Required work -
Can you retype every record below exactly as written?

====== Records for the task

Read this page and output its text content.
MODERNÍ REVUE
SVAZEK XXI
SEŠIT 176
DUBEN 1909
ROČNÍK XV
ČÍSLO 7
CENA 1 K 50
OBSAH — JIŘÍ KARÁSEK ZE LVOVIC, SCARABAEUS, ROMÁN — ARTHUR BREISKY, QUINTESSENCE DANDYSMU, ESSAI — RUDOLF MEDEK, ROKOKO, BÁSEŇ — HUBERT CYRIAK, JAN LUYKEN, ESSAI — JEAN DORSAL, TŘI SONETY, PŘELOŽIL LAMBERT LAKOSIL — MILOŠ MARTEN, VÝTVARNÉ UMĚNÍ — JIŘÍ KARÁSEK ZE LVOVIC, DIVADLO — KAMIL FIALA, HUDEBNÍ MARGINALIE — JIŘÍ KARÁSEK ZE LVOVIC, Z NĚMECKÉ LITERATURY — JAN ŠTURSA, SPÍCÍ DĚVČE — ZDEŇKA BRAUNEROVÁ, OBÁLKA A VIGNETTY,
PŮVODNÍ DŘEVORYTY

============

Output for this exercise -
Read this page and output its text content.
MODERNÍ REVUE
SVAZEK XXI
SEŠIT 176
DUBEN 1909
ROČNÍK XV
ČÍSLO 7
CENA 1 K 50
OBSAH — JIŘÍ KARÁSEK ZE LVOVIC, SCARABAEUS, ROMÁN — ARTHUR BREISKY, QUINTESSENCE DANDYSMU, ESSAI — RUDOLF MEDEK, ROKOKO, BÁSEŇ — HUBERT CYRIAK, JAN LUYKEN, ESSAI — JEAN DORSAL, TŘI SONETY, PŘELOŽIL LAMBERT LAKOSIL — MILOŠ MARTEN, VÝTVARNÉ UMĚNÍ — JIŘÍ KARÁSEK ZE LVOVIC, DIVADLO — KAMIL FIALA, HUDEBNÍ MARGINALIE — JIŘÍ KARÁSEK ZE LVOVIC, Z NĚMECKÉ LITERATURY — JAN ŠTURSA, SPÍCÍ DĚVČE — ZDEŇKA BRAUNEROVÁ, OBÁLKA A VIGNETTY,
PŮVODNÍ DŘEVORYTY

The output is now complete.